■ Your objective:
Write out the records again, exactly, leaving none out.

■ Rows:
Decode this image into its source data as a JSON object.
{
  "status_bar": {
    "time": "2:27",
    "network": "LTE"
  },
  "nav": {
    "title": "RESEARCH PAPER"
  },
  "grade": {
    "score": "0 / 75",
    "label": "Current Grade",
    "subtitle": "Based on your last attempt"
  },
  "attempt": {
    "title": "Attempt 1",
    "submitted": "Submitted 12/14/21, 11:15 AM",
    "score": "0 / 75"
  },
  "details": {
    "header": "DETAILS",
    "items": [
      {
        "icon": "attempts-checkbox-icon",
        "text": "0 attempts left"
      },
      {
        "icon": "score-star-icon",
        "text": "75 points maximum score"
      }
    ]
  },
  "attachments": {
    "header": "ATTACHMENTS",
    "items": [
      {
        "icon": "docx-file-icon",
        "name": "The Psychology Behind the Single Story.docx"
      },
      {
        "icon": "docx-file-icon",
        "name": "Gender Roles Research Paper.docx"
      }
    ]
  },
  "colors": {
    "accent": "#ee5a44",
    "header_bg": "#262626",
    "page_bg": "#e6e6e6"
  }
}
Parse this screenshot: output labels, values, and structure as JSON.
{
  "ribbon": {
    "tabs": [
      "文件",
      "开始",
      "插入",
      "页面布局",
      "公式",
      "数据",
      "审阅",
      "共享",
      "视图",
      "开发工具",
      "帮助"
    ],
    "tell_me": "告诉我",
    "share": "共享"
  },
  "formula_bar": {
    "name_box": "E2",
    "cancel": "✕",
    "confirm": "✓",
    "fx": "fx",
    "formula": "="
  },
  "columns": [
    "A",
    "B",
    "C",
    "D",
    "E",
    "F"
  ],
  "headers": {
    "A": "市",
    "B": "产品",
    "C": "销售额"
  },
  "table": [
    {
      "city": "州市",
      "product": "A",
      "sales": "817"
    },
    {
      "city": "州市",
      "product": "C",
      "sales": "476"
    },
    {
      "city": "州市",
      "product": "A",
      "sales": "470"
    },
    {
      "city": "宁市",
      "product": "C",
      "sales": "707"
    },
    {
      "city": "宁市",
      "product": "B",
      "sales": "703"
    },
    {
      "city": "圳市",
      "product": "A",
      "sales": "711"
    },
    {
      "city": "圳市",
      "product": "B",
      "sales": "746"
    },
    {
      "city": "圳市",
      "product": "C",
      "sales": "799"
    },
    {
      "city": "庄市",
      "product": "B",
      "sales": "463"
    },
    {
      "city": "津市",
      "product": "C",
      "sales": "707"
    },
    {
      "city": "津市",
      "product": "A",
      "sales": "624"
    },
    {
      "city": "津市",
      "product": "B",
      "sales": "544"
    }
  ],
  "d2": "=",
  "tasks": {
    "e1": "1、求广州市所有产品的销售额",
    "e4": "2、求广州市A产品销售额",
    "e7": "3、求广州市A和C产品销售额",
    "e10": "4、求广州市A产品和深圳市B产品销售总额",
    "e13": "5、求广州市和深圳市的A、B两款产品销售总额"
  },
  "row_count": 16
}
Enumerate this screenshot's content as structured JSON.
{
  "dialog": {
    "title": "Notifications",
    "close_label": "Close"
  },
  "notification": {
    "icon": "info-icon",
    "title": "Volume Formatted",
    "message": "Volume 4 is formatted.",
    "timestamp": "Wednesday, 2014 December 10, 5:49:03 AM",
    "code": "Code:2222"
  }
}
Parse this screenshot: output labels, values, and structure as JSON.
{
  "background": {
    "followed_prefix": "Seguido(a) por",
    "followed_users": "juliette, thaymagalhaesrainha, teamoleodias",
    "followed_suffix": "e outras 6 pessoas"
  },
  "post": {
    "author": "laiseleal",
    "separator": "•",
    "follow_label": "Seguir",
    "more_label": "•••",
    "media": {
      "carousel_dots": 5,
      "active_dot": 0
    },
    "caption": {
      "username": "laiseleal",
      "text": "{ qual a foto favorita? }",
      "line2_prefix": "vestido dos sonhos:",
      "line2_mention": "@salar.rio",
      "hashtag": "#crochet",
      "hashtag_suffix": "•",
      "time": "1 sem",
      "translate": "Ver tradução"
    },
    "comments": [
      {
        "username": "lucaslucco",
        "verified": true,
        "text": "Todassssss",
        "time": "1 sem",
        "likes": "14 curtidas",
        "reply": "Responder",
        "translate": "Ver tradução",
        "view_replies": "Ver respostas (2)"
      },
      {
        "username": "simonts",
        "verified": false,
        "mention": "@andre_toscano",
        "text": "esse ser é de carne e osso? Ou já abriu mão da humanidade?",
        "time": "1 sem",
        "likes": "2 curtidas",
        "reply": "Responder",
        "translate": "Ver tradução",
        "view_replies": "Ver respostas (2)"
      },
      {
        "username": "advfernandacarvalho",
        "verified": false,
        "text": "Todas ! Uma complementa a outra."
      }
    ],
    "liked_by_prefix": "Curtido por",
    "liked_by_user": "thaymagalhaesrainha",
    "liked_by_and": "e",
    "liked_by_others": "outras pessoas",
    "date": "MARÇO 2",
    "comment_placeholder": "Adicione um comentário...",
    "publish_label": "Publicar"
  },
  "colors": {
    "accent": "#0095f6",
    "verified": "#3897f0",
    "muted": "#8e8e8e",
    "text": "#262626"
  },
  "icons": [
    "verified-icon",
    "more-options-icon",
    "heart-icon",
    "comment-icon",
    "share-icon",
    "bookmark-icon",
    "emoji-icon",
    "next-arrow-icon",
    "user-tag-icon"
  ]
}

■ Response to the exercise:
Decode this image into its source data as a JSON object.
{
  "status_bar": {
    "time": "2:27",
    "network": "LTE"
  },
  "nav": {
    "title": "RESEARCH PAPER"
  },
  "grade": {
    "score": "0 / 75",
    "label": "Current Grade",
    "subtitle": "Based on your last attempt"
  },
  "attempt": {
    "title": "Attempt 1",
    "submitted": "Submitted 12/14/21, 11:15 AM",
    "score": "0 / 75"
  },
  "details": {
    "header": "DETAILS",
    "items": [
      {
        "icon": "attempts-checkbox-icon",
        "text": "0 attempts left"
      },
      {
        "icon": "score-star-icon",
        "text": "75 points maximum score"
      }
    ]
  },
  "attachments": {
    "header": "ATTACHMENTS",
    "items": [
      {
        "icon": "docx-file-icon",
        "name": "The Psychology Behind the Single Story.docx"
      },
      {
        "icon": "docx-file-icon",
        "name": "Gender Roles Research Paper.docx"
      }
    ]
  },
  "colors": {
    "accent": "#ee5a44",
    "header_bg": "#262626",
    "page_bg": "#e6e6e6"
  }
}
Parse this screenshot: output labels, values, and structure as JSON.
{
  "ribbon": {
    "tabs": [
      "文件",
      "开始",
      "插入",
      "页面布局",
      "公式",
      "数据",
      "审阅",
      "共享",
      "视图",
      "开发工具",
      "帮助"
    ],
    "tell_me": "告诉我",
    "share": "共享"
  },
  "formula_bar": {
    "name_box": "E2",
    "cancel": "✕",
    "confirm": "✓",
    "fx": "fx",
    "formula": "="
  },
  "columns": [
    "A",
    "B",
    "C",
    "D",
    "E",
    "F"
  ],
  "headers": {
    "A": "市",
    "B": "产品",
    "C": "销售额"
  },
  "table": [
    {
      "city": "州市",
      "product": "A",
      "sales": "817"
    },
    {
      "city": "州市",
      "product": "C",
      "sales": "476"
    },
    {
      "city": "州市",
      "product": "A",
      "sales": "470"
    },
    {
      "city": "宁市",
      "product": "C",
      "sales": "707"
    },
    {
      "city": "宁市",
      "product": "B",
      "sales": "703"
    },
    {
      "city": "圳市",
      "product": "A",
      "sales": "711"
    },
    {
      "city": "圳市",
      "product": "B",
      "sales": "746"
    },
    {
      "city": "圳市",
      "product": "C",
      "sales": "799"
    },
    {
      "city": "庄市",
      "product": "B",
      "sales": "463"
    },
    {
      "city": "津市",
      "product": "C",
      "sales": "707"
    },
    {
      "city": "津市",
      "product": "A",
      "sales": "624"
    },
    {
      "city": "津市",
      "product": "B",
      "sales": "544"
    }
  ],
  "d2": "=",
  "tasks": {
    "e1": "1、求广州市所有产品的销售额",
    "e4": "2、求广州市A产品销售额",
    "e7": "3、求广州市A和C产品销售额",
    "e10": "4、求广州市A产品和深圳市B产品销售总额",
    "e13": "5、求广州市和深圳市的A、B两款产品销售总额"
  },
  "row_count": 16
}
Enumerate this screenshot's content as structured JSON.
{
  "dialog": {
    "title": "Notifications",
    "close_label": "Close"
  },
  "notification": {
    "icon": "info-icon",
    "title": "Volume Formatted",
    "message": "Volume 4 is formatted.",
    "timestamp": "Wednesday, 2014 December 10, 5:49:03 AM",
    "code": "Code:2222"
  }
}
Parse this screenshot: output labels, values, and structure as JSON.
{
  "background": {
    "followed_prefix": "Seguido(a) por",
    "followed_users": "juliette, thaymagalhaesrainha, teamoleodias",
    "followed_suffix": "e outras 6 pessoas"
  },
  "post": {
    "author": "laiseleal",
    "separator": "•",
    "follow_label": "Seguir",
    "more_label": "•••",
    "media": {
      "carousel_dots": 5,
      "active_dot": 0
    },
    "caption": {
      "username": "laiseleal",
      "text": "{ qual a foto favorita? }",
      "line2_prefix": "vestido dos sonhos:",
      "line2_mention": "@salar.rio",
      "hashtag": "#crochet",
      "hashtag_suffix": "•",
      "time": "1 sem",
      "translate": "Ver tradução"
    },
    "comments": [
      {
        "username": "lucaslucco",
        "verified": true,
        "text": "Todassssss",
        "time": "1 sem",
        "likes": "14 curtidas",
        "reply": "Responder",
        "translate": "Ver tradução",
        "view_replies": "Ver respostas (2)"
      },
      {
        "username": "simonts",
        "verified": false,
        "mention": "@andre_toscano",
        "text": "esse ser é de carne e osso? Ou já abriu mão da humanidade?",
        "time": "1 sem",
        "likes": "2 curtidas",
        "reply": "Responder",
        "translate": "Ver tradução",
        "view_replies": "Ver respostas (2)"
      },
      {
        "username": "advfernandacarvalho",
        "verified": false,
        "text": "Todas ! Uma complementa a outra."
      }
    ],
    "liked_by_prefix": "Curtido por",
    "liked_by_user": "thaymagalhaesrainha",
    "liked_by_and": "e",
    "liked_by_others": "outras pessoas",
    "date": "MARÇO 2",
    "comment_placeholder": "Adicione um comentário...",
    "publish_label": "Publicar"
  },
  "colors": {
    "accent": "#0095f6",
    "verified": "#3897f0",
    "muted": "#8e8e8e",
    "text": "#262626"
  },
  "icons": [
    "verified-icon",
    "more-options-icon",
    "heart-icon",
    "comment-icon",
    "share-icon",
    "bookmark-icon",
    "emoji-icon",
    "next-arrow-icon",
    "user-tag-icon"
  ]
}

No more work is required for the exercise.